─── Records provided ───
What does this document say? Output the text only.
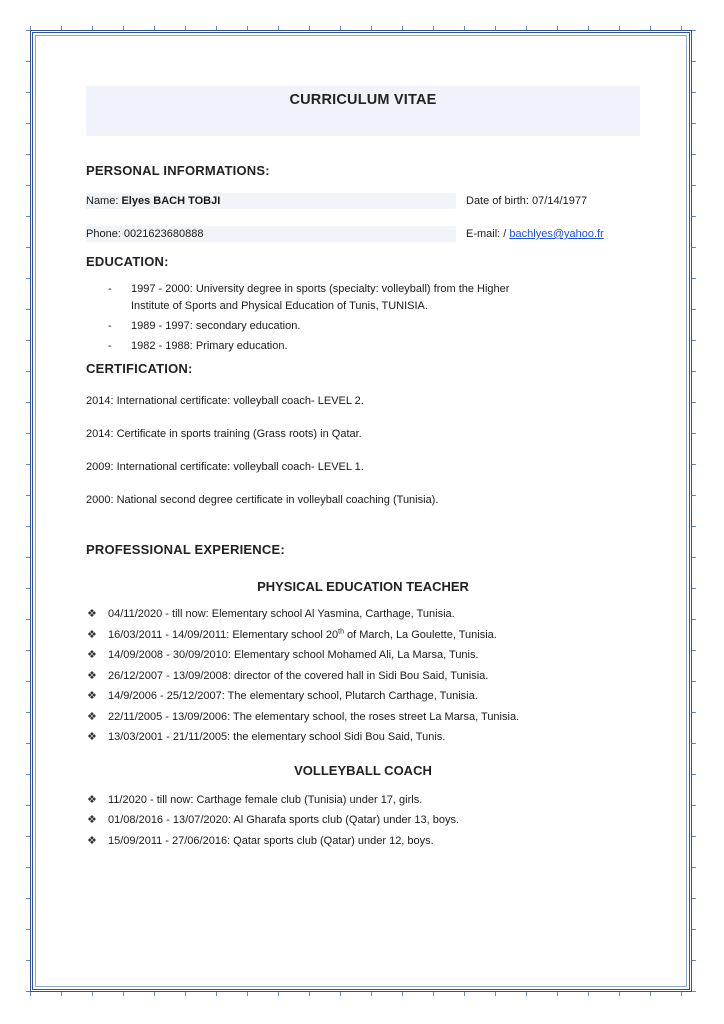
CURRICULUM VITAE
PERSONAL INFORMATIONS:
Name: Elyes BACH TOBJI	Date of birth: 07/14/1977
Phone: 0021623680888	E-mail: / bachlyes@yahoo.fr
EDUCATION:
- 1997 - 2000: University degree in sports (specialty: volleyball) from the Higher
Institute of Sports and Physical Education of Tunis, TUNISIA.
- 1989 - 1997: secondary education.
- 1982 - 1988: Primary education.
CERTIFICATION:
2014: International certificate: volleyball coach- LEVEL 2.
2014: Certificate in sports training (Grass roots) in Qatar.
2009: International certificate: volleyball coach- LEVEL 1.
2000: National second degree certificate in volleyball coaching (Tunisia).
PROFESSIONAL EXPERIENCE:
PHYSICAL EDUCATION TEACHER
❖ 04/11/2020 - till now: Elementary school Al Yasmina, Carthage, Tunisia.
❖ 16/03/2011 - 14/09/2011: Elementary school 20th of March, La Goulette, Tunisia.
❖ 14/09/2008 - 30/09/2010: Elementary school Mohamed Ali, La Marsa, Tunis.
❖ 26/12/2007 - 13/09/2008: director of the covered hall in Sidi Bou Said, Tunisia.
❖ 14/9/2006 - 25/12/2007: The elementary school, Plutarch Carthage, Tunisia.
❖ 22/11/2005 - 13/09/2006: The elementary school, the roses street La Marsa, Tunisia.
❖ 13/03/2001 - 21/11/2005: the elementary school Sidi Bou Said, Tunis.
VOLLEYBALL COACH
❖ 11/2020 - till now: Carthage female club (Tunisia) under 17, girls.
❖ 01/08/2016 - 13/07/2020: Al Gharafa sports club (Qatar) under 13, boys.
❖ 15/09/2011 - 27/06/2016: Qatar sports club (Qatar) under 12, boys.
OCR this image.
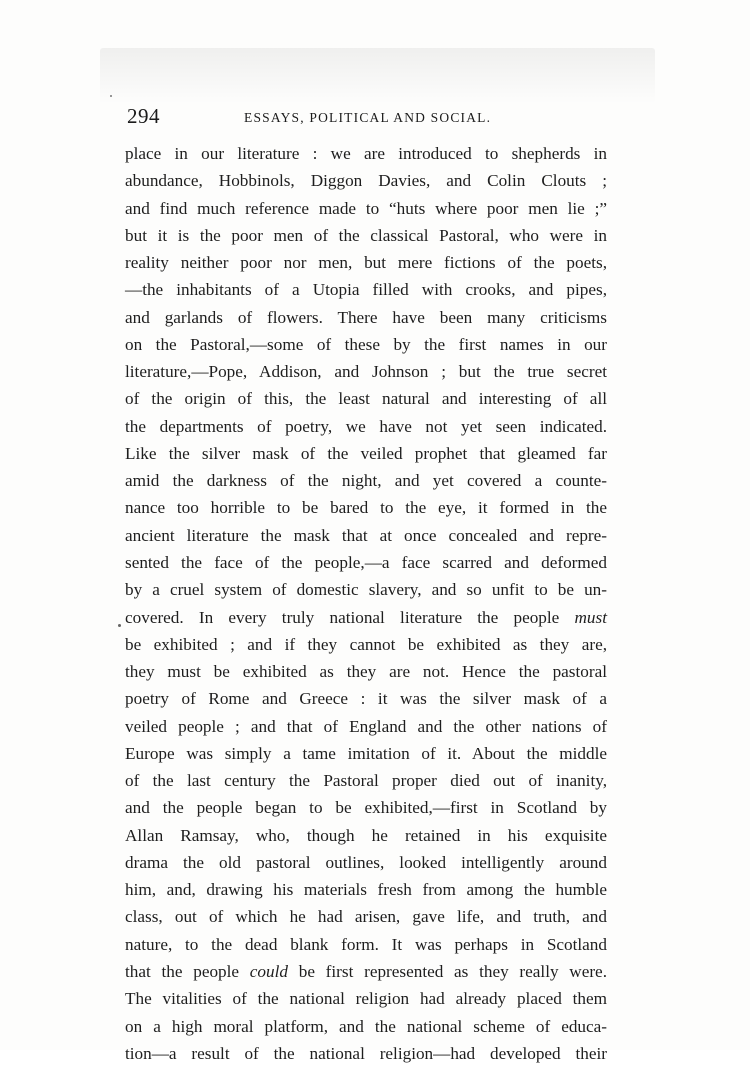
294	ESSAYS, POLITICAL AND SOCIAL.

place in our literature : we are introduced to shepherds in
abundance, Hobbinols, Diggon Davies, and Colin Clouts ;
and find much reference made to “huts where poor men lie ;”
but it is the poor men of the classical Pastoral, who were in
reality neither poor nor men, but mere fictions of the poets,
—the inhabitants of a Utopia filled with crooks, and pipes,
and garlands of flowers. There have been many criticisms
on the Pastoral,—some of these by the first names in our
literature,—Pope, Addison, and Johnson ; but the true secret
of the origin of this, the least natural and interesting of all
the departments of poetry, we have not yet seen indicated.
Like the silver mask of the veiled prophet that gleamed far
amid the darkness of the night, and yet covered a counte-
nance too horrible to be bared to the eye, it formed in the
ancient literature the mask that at once concealed and repre-
sented the face of the people,—a face scarred and deformed
by a cruel system of domestic slavery, and so unfit to be un-
covered. In every truly national literature the people must
be exhibited ; and if they cannot be exhibited as they are,
they must be exhibited as they are not. Hence the pastoral
poetry of Rome and Greece : it was the silver mask of a
veiled people ; and that of England and the other nations of
Europe was simply a tame imitation of it. About the middle
of the last century the Pastoral proper died out of inanity,
and the people began to be exhibited,—first in Scotland by
Allan Ramsay, who, though he retained in his exquisite
drama the old pastoral outlines, looked intelligently around
him, and, drawing his materials fresh from among the humble
class, out of which he had arisen, gave life, and truth, and
nature, to the dead blank form. It was perhaps in Scotland
that the people could be first represented as they really were.
The vitalities of the national religion had already placed them
on a high moral platform, and the national scheme of educa-
tion—a result of the national religion—had developed their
───
» **What to work on**
Copy out the listing exactly as it stands, but not the pictures.

» **Task result**
What does this document say? Output the text only.
CURRICULUM VITAE
PERSONAL INFORMATIONS:
Name: Elyes BACH TOBJI	Date of birth: 07/14/1977
Phone: 0021623680888	E-mail: / bachlyes@yahoo.fr
EDUCATION:
- 1997 - 2000: University degree in sports (specialty: volleyball) from the Higher
Institute of Sports and Physical Education of Tunis, TUNISIA.
- 1989 - 1997: secondary education.
- 1982 - 1988: Primary education.
CERTIFICATION:
2014: International certificate: volleyball coach- LEVEL 2.
2014: Certificate in sports training (Grass roots) in Qatar.
2009: International certificate: volleyball coach- LEVEL 1.
2000: National second degree certificate in volleyball coaching (Tunisia).
PROFESSIONAL EXPERIENCE:
PHYSICAL EDUCATION TEACHER
❖ 04/11/2020 - till now: Elementary school Al Yasmina, Carthage, Tunisia.
❖ 16/03/2011 - 14/09/2011: Elementary school 20th of March, La Goulette, Tunisia.
❖ 14/09/2008 - 30/09/2010: Elementary school Mohamed Ali, La Marsa, Tunis.
❖ 26/12/2007 - 13/09/2008: director of the covered hall in Sidi Bou Said, Tunisia.
❖ 14/9/2006 - 25/12/2007: The elementary school, Plutarch Carthage, Tunisia.
❖ 22/11/2005 - 13/09/2006: The elementary school, the roses street La Marsa, Tunisia.
❖ 13/03/2001 - 21/11/2005: the elementary school Sidi Bou Said, Tunis.
VOLLEYBALL COACH
❖ 11/2020 - till now: Carthage female club (Tunisia) under 17, girls.
❖ 01/08/2016 - 13/07/2020: Al Gharafa sports club (Qatar) under 13, boys.
❖ 15/09/2011 - 27/06/2016: Qatar sports club (Qatar) under 12, boys.
OCR this image.
294	ESSAYS, POLITICAL AND SOCIAL.

place in our literature : we are introduced to shepherds in
abundance, Hobbinols, Diggon Davies, and Colin Clouts ;
and find much reference made to “huts where poor men lie ;”
but it is the poor men of the classical Pastoral, who were in
reality neither poor nor men, but mere fictions of the poets,
—the inhabitants of a Utopia filled with crooks, and pipes,
and garlands of flowers. There have been many criticisms
on the Pastoral,—some of these by the first names in our
literature,—Pope, Addison, and Johnson ; but the true secret
of the origin of this, the least natural and interesting of all
the departments of poetry, we have not yet seen indicated.
Like the silver mask of the veiled prophet that gleamed far
amid the darkness of the night, and yet covered a counte-
nance too horrible to be bared to the eye, it formed in the
ancient literature the mask that at once concealed and repre-
sented the face of the people,—a face scarred and deformed
by a cruel system of domestic slavery, and so unfit to be un-
covered. In every truly national literature the people must
be exhibited ; and if they cannot be exhibited as they are,
they must be exhibited as they are not. Hence the pastoral
poetry of Rome and Greece : it was the silver mask of a
veiled people ; and that of England and the other nations of
Europe was simply a tame imitation of it. About the middle
of the last century the Pastoral proper died out of inanity,
and the people began to be exhibited,—first in Scotland by
Allan Ramsay, who, though he retained in his exquisite
drama the old pastoral outlines, looked intelligently around
him, and, drawing his materials fresh from among the humble
class, out of which he had arisen, gave life, and truth, and
nature, to the dead blank form. It was perhaps in Scotland
that the people could be first represented as they really were.
The vitalities of the national religion had already placed them
on a high moral platform, and the national scheme of educa-
tion—a result of the national religion—had developed their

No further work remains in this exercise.